• EXERCISE DETAILS:
Return all the data, word for word.

• RAW DATA:
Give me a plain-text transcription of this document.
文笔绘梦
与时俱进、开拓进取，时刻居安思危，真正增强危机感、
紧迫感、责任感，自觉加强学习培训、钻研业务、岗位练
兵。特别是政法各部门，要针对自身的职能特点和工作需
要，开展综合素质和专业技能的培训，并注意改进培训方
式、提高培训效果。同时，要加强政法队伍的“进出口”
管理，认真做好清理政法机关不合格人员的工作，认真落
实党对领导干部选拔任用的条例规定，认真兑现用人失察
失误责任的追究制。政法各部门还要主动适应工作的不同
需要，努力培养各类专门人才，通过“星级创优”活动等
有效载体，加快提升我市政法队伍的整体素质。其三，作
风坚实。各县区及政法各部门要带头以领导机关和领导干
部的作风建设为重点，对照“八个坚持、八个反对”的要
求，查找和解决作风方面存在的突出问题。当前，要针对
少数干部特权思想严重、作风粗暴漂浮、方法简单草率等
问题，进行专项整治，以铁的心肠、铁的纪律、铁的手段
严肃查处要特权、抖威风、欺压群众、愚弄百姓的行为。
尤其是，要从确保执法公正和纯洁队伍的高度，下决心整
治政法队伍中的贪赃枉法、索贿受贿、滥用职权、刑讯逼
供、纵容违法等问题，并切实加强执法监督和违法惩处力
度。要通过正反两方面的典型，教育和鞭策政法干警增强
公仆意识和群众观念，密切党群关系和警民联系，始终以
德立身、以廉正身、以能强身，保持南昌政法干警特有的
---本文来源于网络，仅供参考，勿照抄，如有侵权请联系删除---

• OUTPUT:
Give me a plain-text transcription of this document.
文笔绘梦
与时俱进、开拓进取，时刻居安思危，真正增强危机感、
紧迫感、责任感，自觉加强学习培训、钻研业务、岗位练
兵。特别是政法各部门，要针对自身的职能特点和工作需
要，开展综合素质和专业技能的培训，并注意改进培训方
式、提高培训效果。同时，要加强政法队伍的“进出口”
管理，认真做好清理政法机关不合格人员的工作，认真落
实党对领导干部选拔任用的条例规定，认真兑现用人失察
失误责任的追究制。政法各部门还要主动适应工作的不同
需要，努力培养各类专门人才，通过“星级创优”活动等
有效载体，加快提升我市政法队伍的整体素质。其三，作
风坚实。各县区及政法各部门要带头以领导机关和领导干
部的作风建设为重点，对照“八个坚持、八个反对”的要
求，查找和解决作风方面存在的突出问题。当前，要针对
少数干部特权思想严重、作风粗暴漂浮、方法简单草率等
问题，进行专项整治，以铁的心肠、铁的纪律、铁的手段
严肃查处要特权、抖威风、欺压群众、愚弄百姓的行为。
尤其是，要从确保执法公正和纯洁队伍的高度，下决心整
治政法队伍中的贪赃枉法、索贿受贿、滥用职权、刑讯逼
供、纵容违法等问题，并切实加强执法监督和违法惩处力
度。要通过正反两方面的典型，教育和鞭策政法干警增强
公仆意识和群众观念，密切党群关系和警民联系，始终以
德立身、以廉正身、以能强身，保持南昌政法干警特有的
---本文来源于网络，仅供参考，勿照抄，如有侵权请联系删除---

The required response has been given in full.